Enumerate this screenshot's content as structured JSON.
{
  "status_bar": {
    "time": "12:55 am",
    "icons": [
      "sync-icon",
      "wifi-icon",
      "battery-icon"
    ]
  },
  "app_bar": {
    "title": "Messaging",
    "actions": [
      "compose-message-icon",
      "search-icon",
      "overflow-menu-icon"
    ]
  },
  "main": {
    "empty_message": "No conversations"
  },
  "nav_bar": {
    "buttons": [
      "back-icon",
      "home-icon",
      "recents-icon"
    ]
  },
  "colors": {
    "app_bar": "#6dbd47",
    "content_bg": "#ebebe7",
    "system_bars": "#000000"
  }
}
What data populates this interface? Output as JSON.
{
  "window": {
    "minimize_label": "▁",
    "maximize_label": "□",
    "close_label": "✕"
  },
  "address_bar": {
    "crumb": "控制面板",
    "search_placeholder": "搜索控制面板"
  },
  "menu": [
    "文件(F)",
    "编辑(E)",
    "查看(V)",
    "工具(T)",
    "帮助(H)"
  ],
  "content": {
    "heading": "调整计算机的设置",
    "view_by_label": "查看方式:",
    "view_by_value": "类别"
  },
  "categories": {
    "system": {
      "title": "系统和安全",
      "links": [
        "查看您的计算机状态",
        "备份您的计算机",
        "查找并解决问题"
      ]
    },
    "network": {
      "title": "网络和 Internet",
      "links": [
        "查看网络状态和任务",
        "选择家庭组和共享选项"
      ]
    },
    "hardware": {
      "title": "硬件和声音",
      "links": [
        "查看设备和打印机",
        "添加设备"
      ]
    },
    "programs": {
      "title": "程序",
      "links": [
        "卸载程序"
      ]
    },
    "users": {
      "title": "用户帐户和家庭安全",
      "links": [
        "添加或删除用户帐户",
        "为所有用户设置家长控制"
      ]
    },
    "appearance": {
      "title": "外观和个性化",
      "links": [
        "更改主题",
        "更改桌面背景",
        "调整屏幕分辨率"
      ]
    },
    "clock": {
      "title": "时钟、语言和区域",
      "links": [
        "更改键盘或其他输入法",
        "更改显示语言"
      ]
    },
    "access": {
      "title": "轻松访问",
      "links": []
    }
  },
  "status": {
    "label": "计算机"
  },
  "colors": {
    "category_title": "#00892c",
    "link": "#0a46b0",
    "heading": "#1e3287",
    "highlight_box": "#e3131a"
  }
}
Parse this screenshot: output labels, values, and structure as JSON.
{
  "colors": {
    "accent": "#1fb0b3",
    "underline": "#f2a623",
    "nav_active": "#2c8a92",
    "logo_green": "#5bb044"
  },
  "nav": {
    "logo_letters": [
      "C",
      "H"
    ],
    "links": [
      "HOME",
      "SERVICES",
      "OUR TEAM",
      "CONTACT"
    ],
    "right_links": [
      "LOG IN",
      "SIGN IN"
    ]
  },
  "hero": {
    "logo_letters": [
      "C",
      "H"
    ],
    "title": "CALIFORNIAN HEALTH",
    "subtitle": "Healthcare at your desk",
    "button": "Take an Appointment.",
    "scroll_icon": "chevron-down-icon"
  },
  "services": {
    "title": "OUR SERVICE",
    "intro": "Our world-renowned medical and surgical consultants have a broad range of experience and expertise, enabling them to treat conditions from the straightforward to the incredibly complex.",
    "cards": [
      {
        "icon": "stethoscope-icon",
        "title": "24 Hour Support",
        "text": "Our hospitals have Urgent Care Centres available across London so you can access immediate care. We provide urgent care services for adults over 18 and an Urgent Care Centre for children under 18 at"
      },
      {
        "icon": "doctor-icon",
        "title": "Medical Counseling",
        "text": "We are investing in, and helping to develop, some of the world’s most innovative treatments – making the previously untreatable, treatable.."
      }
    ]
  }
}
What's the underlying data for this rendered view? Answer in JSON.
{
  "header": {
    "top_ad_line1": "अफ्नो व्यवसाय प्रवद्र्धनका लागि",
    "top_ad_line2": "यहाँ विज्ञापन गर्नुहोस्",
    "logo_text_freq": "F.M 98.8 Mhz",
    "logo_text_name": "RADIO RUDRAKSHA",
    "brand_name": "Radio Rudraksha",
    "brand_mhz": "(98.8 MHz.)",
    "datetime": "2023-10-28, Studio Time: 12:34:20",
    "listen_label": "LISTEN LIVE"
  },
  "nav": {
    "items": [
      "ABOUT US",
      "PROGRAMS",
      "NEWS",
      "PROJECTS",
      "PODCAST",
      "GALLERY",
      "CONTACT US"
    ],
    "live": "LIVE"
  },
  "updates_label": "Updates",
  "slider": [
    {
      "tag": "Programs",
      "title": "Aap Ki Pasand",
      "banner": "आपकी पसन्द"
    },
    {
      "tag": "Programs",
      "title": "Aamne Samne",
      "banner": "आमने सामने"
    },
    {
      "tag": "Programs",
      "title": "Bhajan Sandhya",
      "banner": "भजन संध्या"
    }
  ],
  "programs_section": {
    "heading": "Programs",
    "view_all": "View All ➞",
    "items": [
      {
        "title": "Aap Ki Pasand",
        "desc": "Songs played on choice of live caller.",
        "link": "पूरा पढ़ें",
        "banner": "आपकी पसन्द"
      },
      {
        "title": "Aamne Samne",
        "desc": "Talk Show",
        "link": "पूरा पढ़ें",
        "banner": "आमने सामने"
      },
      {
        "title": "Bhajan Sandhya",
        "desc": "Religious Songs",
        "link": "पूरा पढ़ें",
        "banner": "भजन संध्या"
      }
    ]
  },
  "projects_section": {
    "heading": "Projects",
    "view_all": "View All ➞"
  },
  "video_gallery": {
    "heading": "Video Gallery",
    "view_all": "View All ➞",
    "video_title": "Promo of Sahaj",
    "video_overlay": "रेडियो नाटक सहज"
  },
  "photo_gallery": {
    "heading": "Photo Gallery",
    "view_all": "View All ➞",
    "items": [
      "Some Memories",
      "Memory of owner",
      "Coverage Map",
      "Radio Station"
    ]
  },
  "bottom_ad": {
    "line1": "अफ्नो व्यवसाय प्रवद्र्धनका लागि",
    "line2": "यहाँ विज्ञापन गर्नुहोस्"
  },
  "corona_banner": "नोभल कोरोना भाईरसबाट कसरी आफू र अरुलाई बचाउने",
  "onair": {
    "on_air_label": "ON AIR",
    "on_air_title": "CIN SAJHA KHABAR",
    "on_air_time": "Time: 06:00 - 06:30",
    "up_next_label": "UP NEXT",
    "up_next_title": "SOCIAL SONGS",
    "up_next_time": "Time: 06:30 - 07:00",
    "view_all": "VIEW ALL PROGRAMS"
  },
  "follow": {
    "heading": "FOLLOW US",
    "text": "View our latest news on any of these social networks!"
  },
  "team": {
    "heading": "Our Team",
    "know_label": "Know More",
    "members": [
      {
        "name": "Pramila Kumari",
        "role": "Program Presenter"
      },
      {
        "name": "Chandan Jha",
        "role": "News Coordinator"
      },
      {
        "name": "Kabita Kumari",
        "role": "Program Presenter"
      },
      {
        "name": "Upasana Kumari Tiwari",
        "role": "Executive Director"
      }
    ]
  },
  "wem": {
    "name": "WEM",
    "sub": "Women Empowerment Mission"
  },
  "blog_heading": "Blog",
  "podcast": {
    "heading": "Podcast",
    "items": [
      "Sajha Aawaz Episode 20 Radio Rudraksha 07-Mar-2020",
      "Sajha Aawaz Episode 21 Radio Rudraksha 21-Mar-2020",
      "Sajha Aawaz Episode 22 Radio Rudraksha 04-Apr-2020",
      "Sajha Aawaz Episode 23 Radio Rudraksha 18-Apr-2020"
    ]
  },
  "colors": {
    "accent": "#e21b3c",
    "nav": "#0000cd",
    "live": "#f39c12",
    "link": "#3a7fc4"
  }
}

┄┄┄┄┄┄

**Work instructions:** Working from the material above, state how many lines contain "role"; give only the number.

**Problem solution:** 4